■ **STATED GOAL**
Leave the pictures out. Return all other data exactly.

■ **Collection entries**
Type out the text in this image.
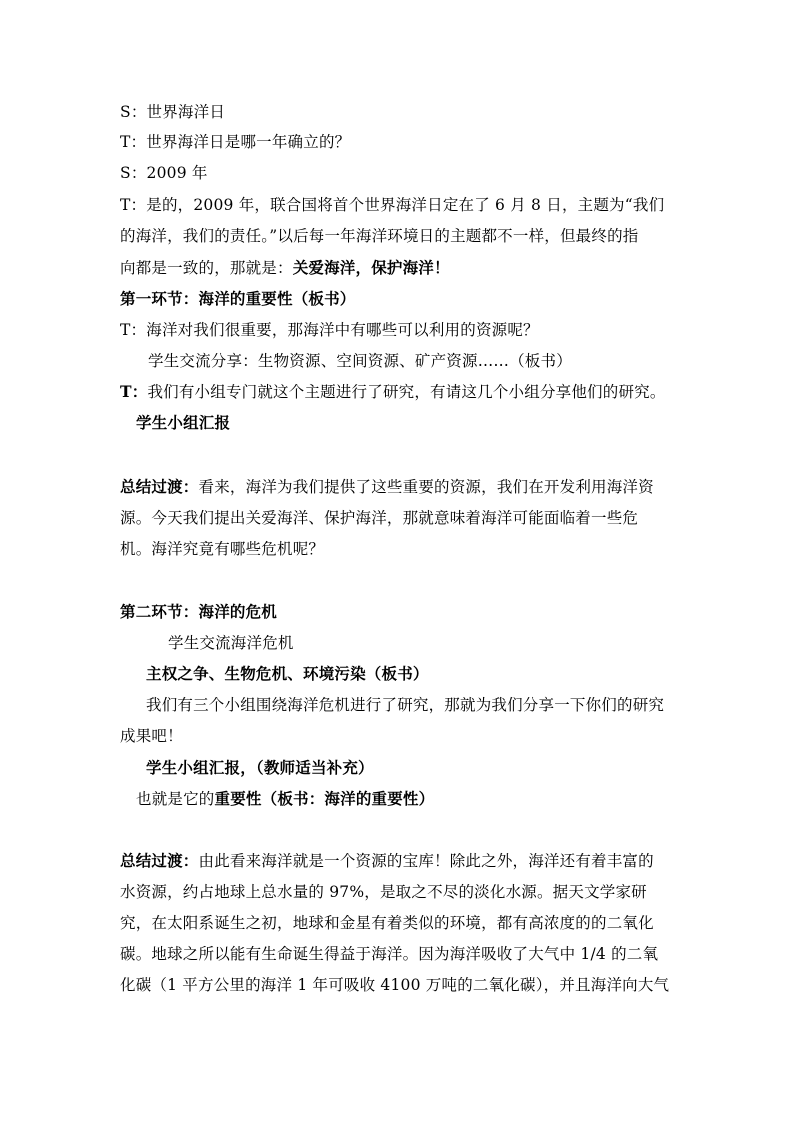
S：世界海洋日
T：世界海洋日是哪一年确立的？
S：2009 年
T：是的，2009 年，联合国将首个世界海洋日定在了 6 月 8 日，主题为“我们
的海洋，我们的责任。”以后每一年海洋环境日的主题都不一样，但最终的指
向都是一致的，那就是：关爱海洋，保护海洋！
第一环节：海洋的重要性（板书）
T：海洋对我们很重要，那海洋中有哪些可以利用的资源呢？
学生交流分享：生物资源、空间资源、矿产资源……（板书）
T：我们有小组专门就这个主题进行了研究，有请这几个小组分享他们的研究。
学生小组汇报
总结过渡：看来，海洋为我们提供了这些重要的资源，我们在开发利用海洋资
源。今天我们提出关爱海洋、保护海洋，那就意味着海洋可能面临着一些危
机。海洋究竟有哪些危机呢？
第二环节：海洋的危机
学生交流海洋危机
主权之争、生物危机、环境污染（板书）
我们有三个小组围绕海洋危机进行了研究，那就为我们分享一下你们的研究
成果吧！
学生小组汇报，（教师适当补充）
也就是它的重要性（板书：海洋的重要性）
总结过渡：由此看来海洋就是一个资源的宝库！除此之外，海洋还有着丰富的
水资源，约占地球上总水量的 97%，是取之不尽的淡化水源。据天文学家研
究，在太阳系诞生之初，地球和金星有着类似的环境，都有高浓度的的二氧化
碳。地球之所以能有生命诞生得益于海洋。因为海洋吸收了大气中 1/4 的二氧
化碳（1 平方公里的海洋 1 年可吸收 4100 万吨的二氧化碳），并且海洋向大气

■ **EXERCISE RESULT**
Type out the text in this image.
S：世界海洋日
T：世界海洋日是哪一年确立的？
S：2009 年
T：是的，2009 年，联合国将首个世界海洋日定在了 6 月 8 日，主题为“我们
的海洋，我们的责任。”以后每一年海洋环境日的主题都不一样，但最终的指
向都是一致的，那就是：关爱海洋，保护海洋！
第一环节：海洋的重要性（板书）
T：海洋对我们很重要，那海洋中有哪些可以利用的资源呢？
学生交流分享：生物资源、空间资源、矿产资源……（板书）
T：我们有小组专门就这个主题进行了研究，有请这几个小组分享他们的研究。
学生小组汇报
总结过渡：看来，海洋为我们提供了这些重要的资源，我们在开发利用海洋资
源。今天我们提出关爱海洋、保护海洋，那就意味着海洋可能面临着一些危
机。海洋究竟有哪些危机呢？
第二环节：海洋的危机
学生交流海洋危机
主权之争、生物危机、环境污染（板书）
我们有三个小组围绕海洋危机进行了研究，那就为我们分享一下你们的研究
成果吧！
学生小组汇报，（教师适当补充）
也就是它的重要性（板书：海洋的重要性）
总结过渡：由此看来海洋就是一个资源的宝库！除此之外，海洋还有着丰富的
水资源，约占地球上总水量的 97%，是取之不尽的淡化水源。据天文学家研
究，在太阳系诞生之初，地球和金星有着类似的环境，都有高浓度的的二氧化
碳。地球之所以能有生命诞生得益于海洋。因为海洋吸收了大气中 1/4 的二氧
化碳（1 平方公里的海洋 1 年可吸收 4100 万吨的二氧化碳），并且海洋向大气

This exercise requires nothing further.